(Stored data)

◇ ◇ ◇ ◇

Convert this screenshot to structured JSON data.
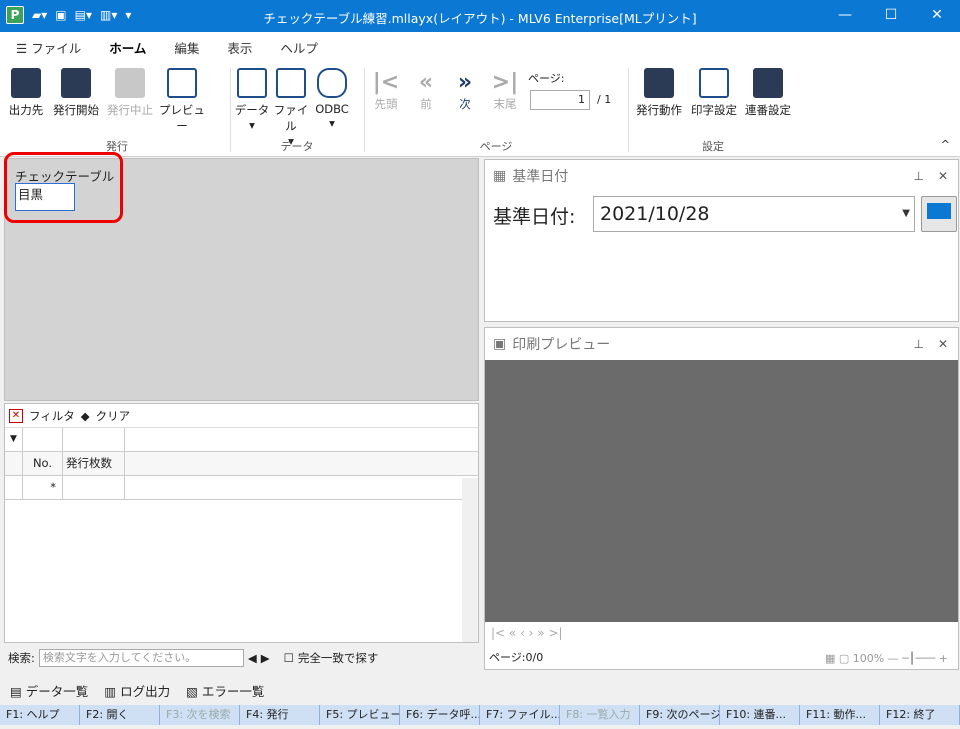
{
  "window": {
    "title": "チェックテーブル練習.mllayx(レイアウト) - MLV6 Enterprise[MLプリント]",
    "controls": [
      "—",
      "☐",
      "✕"
    ]
  },
  "menu_tabs": [
    {
      "label": "ファイル"
    },
    {
      "label": "ホーム"
    },
    {
      "label": "編集"
    },
    {
      "label": "表示"
    },
    {
      "label": "ヘルプ"
    }
  ],
  "ribbon": {
    "hakko": {
      "group": "発行",
      "buttons": [
        "出力先",
        "発行開始",
        "発行中止",
        "プレビュー"
      ]
    },
    "data": {
      "group": "データ",
      "buttons": [
        "データ",
        "ファイル",
        "ODBC"
      ]
    },
    "page": {
      "group": "ページ",
      "buttons": [
        "先頭",
        "前",
        "次",
        "末尾"
      ],
      "page_label": "ページ:",
      "page_value": "1",
      "page_total": "/ 1"
    },
    "settings": {
      "group": "設定",
      "buttons": [
        "発行動作",
        "印字設定",
        "連番設定"
      ]
    }
  },
  "designer": {
    "title": "チェックテーブル",
    "field": "目黒"
  },
  "grid": {
    "filter": "フィルタ",
    "clear": "クリア",
    "col_no": "No.",
    "col_count": "発行枚数",
    "new_row": "*"
  },
  "search": {
    "label": "検索:",
    "placeholder": "検索文字を入力してください。",
    "exact": "完全一致で探す"
  },
  "date_panel": {
    "title": "基準日付",
    "label": "基準日付:",
    "value": "2021/10/28"
  },
  "preview_panel": {
    "title": "印刷プレビュー",
    "page_status": "ページ:0/0",
    "zoom": "100%"
  },
  "status": [
    "データ一覧",
    "ログ出力",
    "エラー一覧"
  ],
  "fkeys": [
    "F1: ヘルプ",
    "F2: 開く",
    "F3: 次を検索",
    "F4: 発行",
    "F5: プレビュー",
    "F6: データ呼...",
    "F7: ファイル...",
    "F8: 一覧入力",
    "F9: 次のページ",
    "F10: 連番...",
    "F11: 動作...",
    "F12: 終了"
  ]
}
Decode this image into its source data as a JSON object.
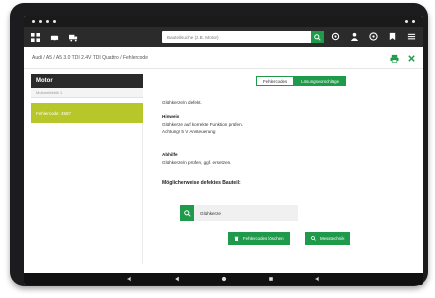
{
  "search": {
    "placeholder": "Bauteilsuche (z.B. Motor)"
  },
  "breadcrumb": "Audi / A5 / A5 3.0 TDI 2.4V TDI Quattro / Fehlercode",
  "left": {
    "header": "Motor",
    "subheader": "Motorelektrik 1",
    "selected": "Fehlercode: 4587"
  },
  "tabs": [
    "Fehlercodes",
    "Lösungsvorschläge"
  ],
  "content": {
    "line1": "Glühkerze/n defekt.",
    "h1": "Hinweis",
    "p1a": "Glühkerze auf korrekte Funktion prüfen.",
    "p1b": "Achtung! 5 V Ansteuerung",
    "h2": "Abhilfe",
    "p2": "Glühkerze/n prüfen, ggf. ersetzen.",
    "h3": "Möglicherweise defektes Bauteil:",
    "part": "Glühkerze",
    "btn1": "Fehlercodes löschen",
    "btn2": "Messtechnik"
  },
  "colors": {
    "accent": "#1f9a4a",
    "selected": "#b7c72a",
    "dark": "#2b2b2b"
  }
}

◇ ◇ ◇ ◇

◆ **Request**:
Set down all the data again exactly as above, pictures excluded.

◆ **The completed task**:
Convert this screenshot to structured JSON data.
{
  "window": {
    "title": "チェックテーブル練習.mllayx(レイアウト) - MLV6 Enterprise[MLプリント]",
    "controls": [
      "—",
      "☐",
      "✕"
    ]
  },
  "menu_tabs": [
    {
      "label": "ファイル"
    },
    {
      "label": "ホーム"
    },
    {
      "label": "編集"
    },
    {
      "label": "表示"
    },
    {
      "label": "ヘルプ"
    }
  ],
  "ribbon": {
    "hakko": {
      "group": "発行",
      "buttons": [
        "出力先",
        "発行開始",
        "発行中止",
        "プレビュー"
      ]
    },
    "data": {
      "group": "データ",
      "buttons": [
        "データ",
        "ファイル",
        "ODBC"
      ]
    },
    "page": {
      "group": "ページ",
      "buttons": [
        "先頭",
        "前",
        "次",
        "末尾"
      ],
      "page_label": "ページ:",
      "page_value": "1",
      "page_total": "/ 1"
    },
    "settings": {
      "group": "設定",
      "buttons": [
        "発行動作",
        "印字設定",
        "連番設定"
      ]
    }
  },
  "designer": {
    "title": "チェックテーブル",
    "field": "目黒"
  },
  "grid": {
    "filter": "フィルタ",
    "clear": "クリア",
    "col_no": "No.",
    "col_count": "発行枚数",
    "new_row": "*"
  },
  "search": {
    "label": "検索:",
    "placeholder": "検索文字を入力してください。",
    "exact": "完全一致で探す"
  },
  "date_panel": {
    "title": "基準日付",
    "label": "基準日付:",
    "value": "2021/10/28"
  },
  "preview_panel": {
    "title": "印刷プレビュー",
    "page_status": "ページ:0/0",
    "zoom": "100%"
  },
  "status": [
    "データ一覧",
    "ログ出力",
    "エラー一覧"
  ],
  "fkeys": [
    "F1: ヘルプ",
    "F2: 開く",
    "F3: 次を検索",
    "F4: 発行",
    "F5: プレビュー",
    "F6: データ呼...",
    "F7: ファイル...",
    "F8: 一覧入力",
    "F9: 次のページ",
    "F10: 連番...",
    "F11: 動作...",
    "F12: 終了"
  ]
}
Decode this image into its source data as a JSON object.
{
  "search": {
    "placeholder": "Bauteilsuche (z.B. Motor)"
  },
  "breadcrumb": "Audi / A5 / A5 3.0 TDI 2.4V TDI Quattro / Fehlercode",
  "left": {
    "header": "Motor",
    "subheader": "Motorelektrik 1",
    "selected": "Fehlercode: 4587"
  },
  "tabs": [
    "Fehlercodes",
    "Lösungsvorschläge"
  ],
  "content": {
    "line1": "Glühkerze/n defekt.",
    "h1": "Hinweis",
    "p1a": "Glühkerze auf korrekte Funktion prüfen.",
    "p1b": "Achtung! 5 V Ansteuerung",
    "h2": "Abhilfe",
    "p2": "Glühkerze/n prüfen, ggf. ersetzen.",
    "h3": "Möglicherweise defektes Bauteil:",
    "part": "Glühkerze",
    "btn1": "Fehlercodes löschen",
    "btn2": "Messtechnik"
  },
  "colors": {
    "accent": "#1f9a4a",
    "selected": "#b7c72a",
    "dark": "#2b2b2b"
  }
}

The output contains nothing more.